- **Exercise objective**
Please reproduce the stretch of the forum post on New Zealand work visas from "Also - I'm sure" through "- 25 years.", word for word.

- **Text extract**
"""

You can pay for the services of an authorised immigration consultant to carry out a lot of the visa interaction on your behalf (which is what we did), but you will still have a lot of paperwork to full in and you as an individual must grant permission for that authorised immigration consultant to work on your behalf by writing to Immigration NZ.

This is the reason why I question a "consultancy" offering you a 6 month visa - just doesn't sound right to me ?

Also - I'm sure 6 months isn't allowed anymore for a work visa. I'm sure I've read somewhere that the minimum work visa that will be granted by immigration is 12 months.
If the consultancy is only offering 6 months of work then this wouldn't satisfy the criteria for a work visa as it isn't for the minimum period.
Will have to look further into that given the chance.

Also, I cannot advise you either way....
Take the chance here or stay where you are ?
Only you can make that decision.

All I can say is I left a company I had worked for all my life - 25 years.
I had worked up to the top of my career ladder - next step management.
I was paid very well, knew my job upside down and inside out and many people came to me for advice.
I took the chance coming to work for a bigger company, miles more responsibility but all for less pay just so we had the chance of a better life and if it didn't work out it's been an adventure.
The career I'm carving here is fantastic for my ongoing experience and great for the CV and would mean I could work doing this or what I did before anywhere in the world - assuming no language barrier.
All this also true for my wife in her career.

We thought it was a wise gamble !


----------

"""

- **Material provided**
"""

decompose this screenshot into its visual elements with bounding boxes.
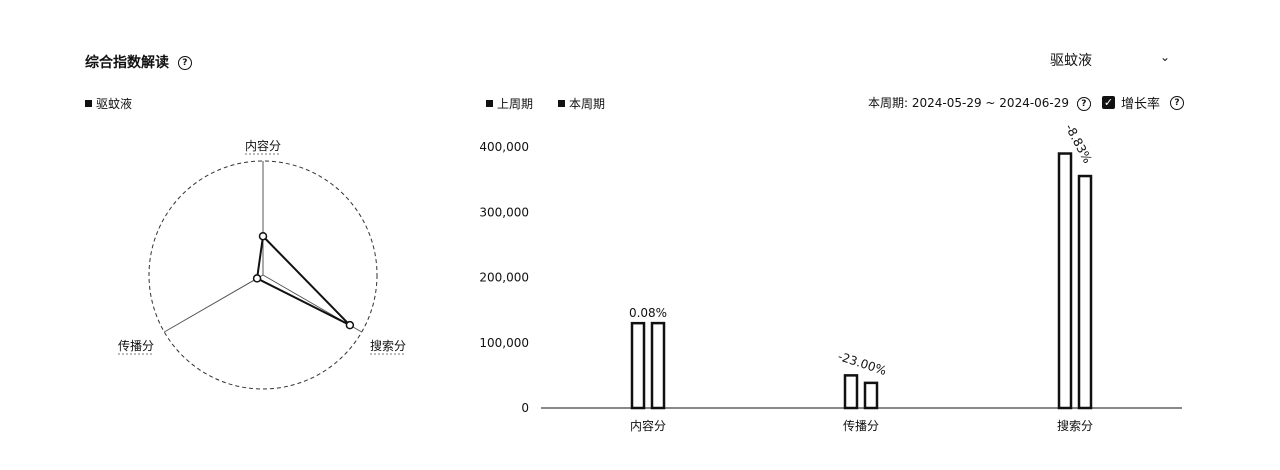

"""

- **Result**
Also - I'm sure 6 months isn't allowed anymore for a work visa. I'm sure I've read somewhere that the minimum work visa that will be granted by immigration is 12 months.
If the consultancy is only offering 6 months of work then this wouldn't satisfy the criteria for a work visa as it isn't for the minimum period.
Will have to look further into that given the chance.

Also, I cannot advise you either way....
Take the chance here or stay where you are ?
Only you can make that decision.

All I can say is I left a company I had worked for all my life - 25 years.